START Records to use

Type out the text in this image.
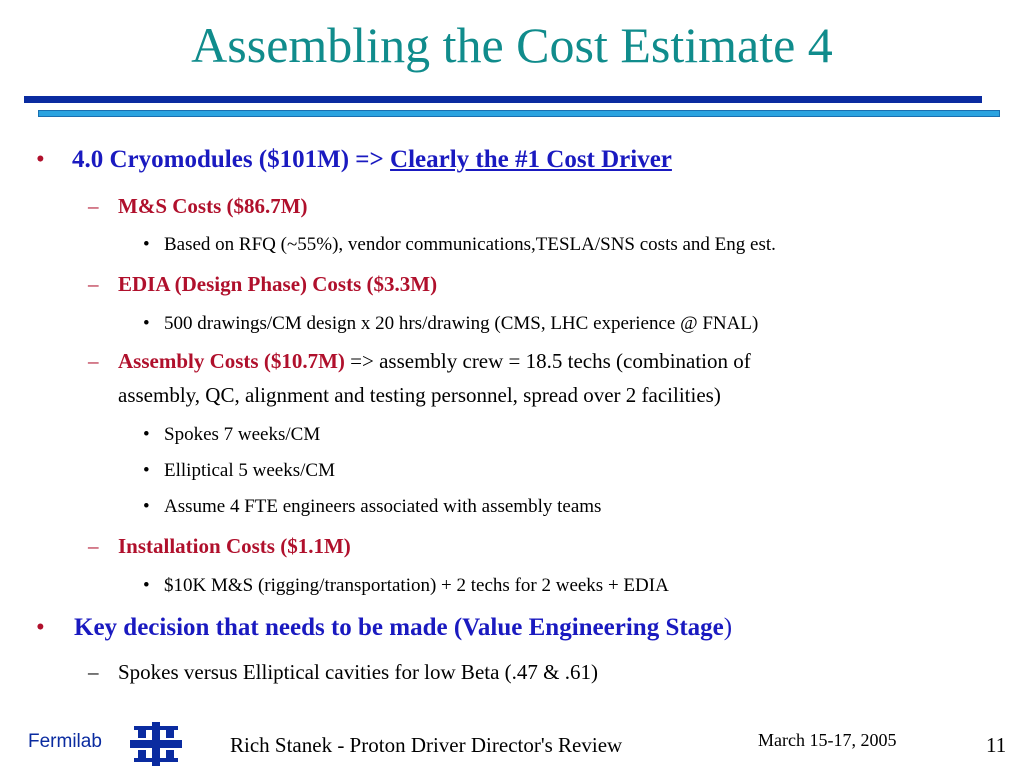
Assembling the Cost Estimate 4
• 4.0 Cryomodules ($101M) => Clearly the #1 Cost Driver
– M&S Costs ($86.7M)
• Based on RFQ (~55%), vendor communications,TESLA/SNS costs and Eng est.
– EDIA (Design Phase) Costs ($3.3M)
• 500 drawings/CM design x 20 hrs/drawing (CMS, LHC experience @ FNAL)
– Assembly Costs ($10.7M) => assembly crew = 18.5 techs (combination of
assembly, QC, alignment and testing personnel, spread over 2 facilities)
• Spokes 7 weeks/CM
• Elliptical 5 weeks/CM
• Assume 4 FTE engineers associated with assembly teams
– Installation Costs ($1.1M)
• $10K M&S (rigging/transportation) + 2 techs for 2 weeks + EDIA
• Key decision that needs to be made (Value Engineering Stage)
– Spokes versus Elliptical cavities for low Beta (.47 & .61)
Fermilab	Rich Stanek - Proton Driver Director's Review	March 15-17, 2005	11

END Records to use

[Your objective]:
Using the records given above, list every line that includes the word "Elliptical".

[Right answer]:
• Elliptical 5 weeks/CM
– Spokes versus Elliptical cavities for low Beta (.47 & .61)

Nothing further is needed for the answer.